#### [TASK]
The data must be returned in full and exactly as given.

#### [DATASET]
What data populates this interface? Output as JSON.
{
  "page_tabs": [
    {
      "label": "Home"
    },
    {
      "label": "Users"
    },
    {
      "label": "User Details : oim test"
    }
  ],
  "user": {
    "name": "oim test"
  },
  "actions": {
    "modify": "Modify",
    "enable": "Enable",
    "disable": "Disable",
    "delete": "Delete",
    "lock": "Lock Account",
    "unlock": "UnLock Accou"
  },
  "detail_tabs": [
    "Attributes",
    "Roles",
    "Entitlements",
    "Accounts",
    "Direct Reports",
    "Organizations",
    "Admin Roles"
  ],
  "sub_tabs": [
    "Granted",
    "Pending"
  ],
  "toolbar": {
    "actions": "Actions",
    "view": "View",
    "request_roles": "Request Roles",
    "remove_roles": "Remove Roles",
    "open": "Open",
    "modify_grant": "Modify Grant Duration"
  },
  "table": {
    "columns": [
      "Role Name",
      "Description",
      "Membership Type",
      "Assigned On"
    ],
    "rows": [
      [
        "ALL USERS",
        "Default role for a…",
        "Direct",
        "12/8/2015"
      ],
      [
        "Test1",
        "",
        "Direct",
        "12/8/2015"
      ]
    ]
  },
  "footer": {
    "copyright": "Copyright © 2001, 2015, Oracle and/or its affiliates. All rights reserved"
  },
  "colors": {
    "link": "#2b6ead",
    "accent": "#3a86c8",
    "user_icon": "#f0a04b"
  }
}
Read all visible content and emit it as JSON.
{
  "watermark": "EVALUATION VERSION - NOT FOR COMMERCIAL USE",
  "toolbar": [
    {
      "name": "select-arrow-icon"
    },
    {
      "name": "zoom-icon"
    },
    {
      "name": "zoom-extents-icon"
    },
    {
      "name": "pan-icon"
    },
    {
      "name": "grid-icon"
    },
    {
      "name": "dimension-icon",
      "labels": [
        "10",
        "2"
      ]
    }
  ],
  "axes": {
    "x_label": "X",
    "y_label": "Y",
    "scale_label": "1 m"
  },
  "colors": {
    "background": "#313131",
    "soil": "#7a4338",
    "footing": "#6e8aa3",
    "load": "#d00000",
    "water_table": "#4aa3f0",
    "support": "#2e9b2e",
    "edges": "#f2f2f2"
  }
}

#### [ANSWER TO THE EXERCISE]
What data populates this interface? Output as JSON.
{
  "page_tabs": [
    {
      "label": "Home"
    },
    {
      "label": "Users"
    },
    {
      "label": "User Details : oim test"
    }
  ],
  "user": {
    "name": "oim test"
  },
  "actions": {
    "modify": "Modify",
    "enable": "Enable",
    "disable": "Disable",
    "delete": "Delete",
    "lock": "Lock Account",
    "unlock": "UnLock Accou"
  },
  "detail_tabs": [
    "Attributes",
    "Roles",
    "Entitlements",
    "Accounts",
    "Direct Reports",
    "Organizations",
    "Admin Roles"
  ],
  "sub_tabs": [
    "Granted",
    "Pending"
  ],
  "toolbar": {
    "actions": "Actions",
    "view": "View",
    "request_roles": "Request Roles",
    "remove_roles": "Remove Roles",
    "open": "Open",
    "modify_grant": "Modify Grant Duration"
  },
  "table": {
    "columns": [
      "Role Name",
      "Description",
      "Membership Type",
      "Assigned On"
    ],
    "rows": [
      [
        "ALL USERS",
        "Default role for a…",
        "Direct",
        "12/8/2015"
      ],
      [
        "Test1",
        "",
        "Direct",
        "12/8/2015"
      ]
    ]
  },
  "footer": {
    "copyright": "Copyright © 2001, 2015, Oracle and/or its affiliates. All rights reserved"
  },
  "colors": {
    "link": "#2b6ead",
    "accent": "#3a86c8",
    "user_icon": "#f0a04b"
  }
}
Read all visible content and emit it as JSON.
{
  "watermark": "EVALUATION VERSION - NOT FOR COMMERCIAL USE",
  "toolbar": [
    {
      "name": "select-arrow-icon"
    },
    {
      "name": "zoom-icon"
    },
    {
      "name": "zoom-extents-icon"
    },
    {
      "name": "pan-icon"
    },
    {
      "name": "grid-icon"
    },
    {
      "name": "dimension-icon",
      "labels": [
        "10",
        "2"
      ]
    }
  ],
  "axes": {
    "x_label": "X",
    "y_label": "Y",
    "scale_label": "1 m"
  },
  "colors": {
    "background": "#313131",
    "soil": "#7a4338",
    "footing": "#6e8aa3",
    "load": "#d00000",
    "water_table": "#4aa3f0",
    "support": "#2e9b2e",
    "edges": "#f2f2f2"
  }
}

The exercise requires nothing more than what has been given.